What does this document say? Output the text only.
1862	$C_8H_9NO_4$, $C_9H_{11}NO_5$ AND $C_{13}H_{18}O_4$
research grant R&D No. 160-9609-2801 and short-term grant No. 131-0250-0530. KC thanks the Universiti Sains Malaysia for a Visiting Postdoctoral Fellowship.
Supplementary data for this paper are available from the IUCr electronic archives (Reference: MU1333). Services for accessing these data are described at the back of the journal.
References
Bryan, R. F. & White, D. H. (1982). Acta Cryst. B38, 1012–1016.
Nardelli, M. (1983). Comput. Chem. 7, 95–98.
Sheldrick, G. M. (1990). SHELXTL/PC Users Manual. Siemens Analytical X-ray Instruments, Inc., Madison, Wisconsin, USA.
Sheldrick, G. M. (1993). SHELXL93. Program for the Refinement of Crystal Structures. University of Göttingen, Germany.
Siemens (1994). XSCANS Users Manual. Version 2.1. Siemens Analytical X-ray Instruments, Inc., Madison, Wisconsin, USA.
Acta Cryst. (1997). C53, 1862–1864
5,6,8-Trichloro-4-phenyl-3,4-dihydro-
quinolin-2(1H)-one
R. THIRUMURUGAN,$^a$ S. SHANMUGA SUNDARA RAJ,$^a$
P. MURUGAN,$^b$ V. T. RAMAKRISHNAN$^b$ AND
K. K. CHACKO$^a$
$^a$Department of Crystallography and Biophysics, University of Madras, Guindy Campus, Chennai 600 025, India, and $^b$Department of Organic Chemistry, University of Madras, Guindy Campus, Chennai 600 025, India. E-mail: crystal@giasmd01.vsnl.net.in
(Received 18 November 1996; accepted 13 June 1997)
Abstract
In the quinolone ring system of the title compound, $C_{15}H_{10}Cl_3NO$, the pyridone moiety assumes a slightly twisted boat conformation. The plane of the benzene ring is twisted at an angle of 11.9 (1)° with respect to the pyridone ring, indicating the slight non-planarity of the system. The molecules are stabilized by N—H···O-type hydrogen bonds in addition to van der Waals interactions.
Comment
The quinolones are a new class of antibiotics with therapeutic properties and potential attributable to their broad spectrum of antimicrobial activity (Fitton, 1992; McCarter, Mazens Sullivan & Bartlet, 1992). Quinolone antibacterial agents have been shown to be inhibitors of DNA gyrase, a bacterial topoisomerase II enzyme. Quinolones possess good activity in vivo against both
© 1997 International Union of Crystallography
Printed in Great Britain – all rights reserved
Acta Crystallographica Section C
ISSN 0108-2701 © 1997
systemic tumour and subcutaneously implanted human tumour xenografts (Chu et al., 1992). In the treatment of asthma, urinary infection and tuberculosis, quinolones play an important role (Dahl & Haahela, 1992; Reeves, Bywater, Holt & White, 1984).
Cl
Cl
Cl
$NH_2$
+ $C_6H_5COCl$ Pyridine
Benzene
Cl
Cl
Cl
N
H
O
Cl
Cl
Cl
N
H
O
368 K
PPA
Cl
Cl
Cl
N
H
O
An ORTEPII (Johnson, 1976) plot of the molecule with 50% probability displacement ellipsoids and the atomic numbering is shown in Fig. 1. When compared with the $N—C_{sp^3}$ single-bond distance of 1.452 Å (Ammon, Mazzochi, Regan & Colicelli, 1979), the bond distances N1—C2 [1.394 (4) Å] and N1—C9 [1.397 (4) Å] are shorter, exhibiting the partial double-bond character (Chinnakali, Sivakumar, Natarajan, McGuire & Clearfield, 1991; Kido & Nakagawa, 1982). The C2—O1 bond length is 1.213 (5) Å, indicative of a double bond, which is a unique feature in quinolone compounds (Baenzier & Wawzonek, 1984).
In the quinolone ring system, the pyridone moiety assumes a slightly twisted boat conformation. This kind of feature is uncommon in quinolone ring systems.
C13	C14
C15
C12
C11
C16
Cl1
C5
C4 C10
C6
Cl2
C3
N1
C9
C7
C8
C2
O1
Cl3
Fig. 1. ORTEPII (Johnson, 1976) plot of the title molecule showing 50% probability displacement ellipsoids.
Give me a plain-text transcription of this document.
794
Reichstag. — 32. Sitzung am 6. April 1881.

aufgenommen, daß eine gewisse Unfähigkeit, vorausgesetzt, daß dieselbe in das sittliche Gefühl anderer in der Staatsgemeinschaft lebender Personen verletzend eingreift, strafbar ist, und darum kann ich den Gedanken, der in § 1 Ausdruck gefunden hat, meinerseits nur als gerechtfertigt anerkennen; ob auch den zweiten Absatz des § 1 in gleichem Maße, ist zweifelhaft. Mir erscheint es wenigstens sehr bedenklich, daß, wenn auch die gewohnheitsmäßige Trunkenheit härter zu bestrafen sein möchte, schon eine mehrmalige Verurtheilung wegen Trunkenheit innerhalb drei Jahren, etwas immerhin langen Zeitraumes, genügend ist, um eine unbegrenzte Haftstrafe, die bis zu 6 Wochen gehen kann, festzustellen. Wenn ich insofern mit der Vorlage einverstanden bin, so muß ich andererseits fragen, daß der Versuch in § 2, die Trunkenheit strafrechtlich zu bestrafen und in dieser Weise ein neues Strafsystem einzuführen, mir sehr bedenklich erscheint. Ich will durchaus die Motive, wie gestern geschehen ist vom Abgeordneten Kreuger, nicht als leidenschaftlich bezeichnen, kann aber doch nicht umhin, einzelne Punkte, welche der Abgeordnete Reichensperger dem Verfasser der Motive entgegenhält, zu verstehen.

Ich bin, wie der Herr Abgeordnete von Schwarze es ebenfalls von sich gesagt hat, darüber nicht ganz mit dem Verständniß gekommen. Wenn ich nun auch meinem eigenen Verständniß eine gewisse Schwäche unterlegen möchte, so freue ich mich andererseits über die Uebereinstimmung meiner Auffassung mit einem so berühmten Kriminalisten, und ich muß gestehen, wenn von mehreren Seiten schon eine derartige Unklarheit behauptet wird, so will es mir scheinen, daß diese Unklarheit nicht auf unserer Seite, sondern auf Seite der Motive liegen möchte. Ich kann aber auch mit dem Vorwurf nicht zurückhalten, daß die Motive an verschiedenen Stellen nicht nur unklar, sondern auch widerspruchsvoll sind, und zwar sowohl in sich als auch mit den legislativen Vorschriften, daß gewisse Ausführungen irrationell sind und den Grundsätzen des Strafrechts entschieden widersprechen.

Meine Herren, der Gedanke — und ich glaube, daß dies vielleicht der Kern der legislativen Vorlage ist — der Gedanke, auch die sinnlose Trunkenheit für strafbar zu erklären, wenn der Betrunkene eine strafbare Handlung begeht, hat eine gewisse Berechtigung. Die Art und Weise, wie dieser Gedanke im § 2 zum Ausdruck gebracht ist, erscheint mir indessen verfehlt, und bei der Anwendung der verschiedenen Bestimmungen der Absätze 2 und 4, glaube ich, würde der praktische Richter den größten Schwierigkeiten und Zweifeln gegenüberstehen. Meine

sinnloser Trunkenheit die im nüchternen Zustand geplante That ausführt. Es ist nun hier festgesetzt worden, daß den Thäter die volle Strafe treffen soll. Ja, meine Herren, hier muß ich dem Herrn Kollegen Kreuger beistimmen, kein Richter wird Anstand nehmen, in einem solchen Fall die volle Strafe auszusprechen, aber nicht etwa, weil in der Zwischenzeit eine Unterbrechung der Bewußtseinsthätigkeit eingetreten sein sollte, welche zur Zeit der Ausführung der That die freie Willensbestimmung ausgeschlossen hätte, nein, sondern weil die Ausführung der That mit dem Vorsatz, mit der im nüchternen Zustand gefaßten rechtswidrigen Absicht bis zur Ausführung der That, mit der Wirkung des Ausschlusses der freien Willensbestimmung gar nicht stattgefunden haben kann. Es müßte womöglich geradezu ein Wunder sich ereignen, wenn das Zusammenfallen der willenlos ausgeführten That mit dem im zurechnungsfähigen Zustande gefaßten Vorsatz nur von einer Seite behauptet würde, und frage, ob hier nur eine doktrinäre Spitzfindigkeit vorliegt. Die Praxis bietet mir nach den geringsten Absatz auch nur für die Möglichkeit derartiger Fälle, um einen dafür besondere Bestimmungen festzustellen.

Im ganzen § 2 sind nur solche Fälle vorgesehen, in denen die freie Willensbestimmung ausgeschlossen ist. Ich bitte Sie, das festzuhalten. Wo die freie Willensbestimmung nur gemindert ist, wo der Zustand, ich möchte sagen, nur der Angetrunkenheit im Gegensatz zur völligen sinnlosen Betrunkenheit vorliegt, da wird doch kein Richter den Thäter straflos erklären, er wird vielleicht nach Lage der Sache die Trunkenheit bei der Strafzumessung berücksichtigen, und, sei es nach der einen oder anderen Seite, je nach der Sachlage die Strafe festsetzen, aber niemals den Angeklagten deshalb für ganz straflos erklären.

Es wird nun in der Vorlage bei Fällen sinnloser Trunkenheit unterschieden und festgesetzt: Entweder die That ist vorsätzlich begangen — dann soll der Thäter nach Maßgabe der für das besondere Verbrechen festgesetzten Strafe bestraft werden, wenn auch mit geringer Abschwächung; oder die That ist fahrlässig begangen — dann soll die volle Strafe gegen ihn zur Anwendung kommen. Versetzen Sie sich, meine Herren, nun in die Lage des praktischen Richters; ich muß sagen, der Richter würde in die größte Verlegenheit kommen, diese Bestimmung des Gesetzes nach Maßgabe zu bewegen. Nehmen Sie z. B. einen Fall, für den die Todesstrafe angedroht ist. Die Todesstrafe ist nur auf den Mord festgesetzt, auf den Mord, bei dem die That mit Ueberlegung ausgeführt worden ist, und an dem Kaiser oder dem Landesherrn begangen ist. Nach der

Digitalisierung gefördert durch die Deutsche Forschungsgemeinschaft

WHAT TO WORK ON: From the listing above, collect every line that mentions the word "title".

SOLUTION BELOW:
In the quinolone ring system of the title compound, $C_{15}H_{10}Cl_3NO$, the pyridone moiety assumes a slightly twisted boat conformation. The plane of the benzene ring is twisted at an angle of 11.9 (1)° with respect to the pyridone ring, indicating the slight non-planarity of the system. The molecules are stabilized by N—H···O-type hydrogen bonds in addition to van der Waals interactions.
Fig. 1. ORTEPII (Johnson, 1976) plot of the title molecule showing 50% probability displacement ellipsoids.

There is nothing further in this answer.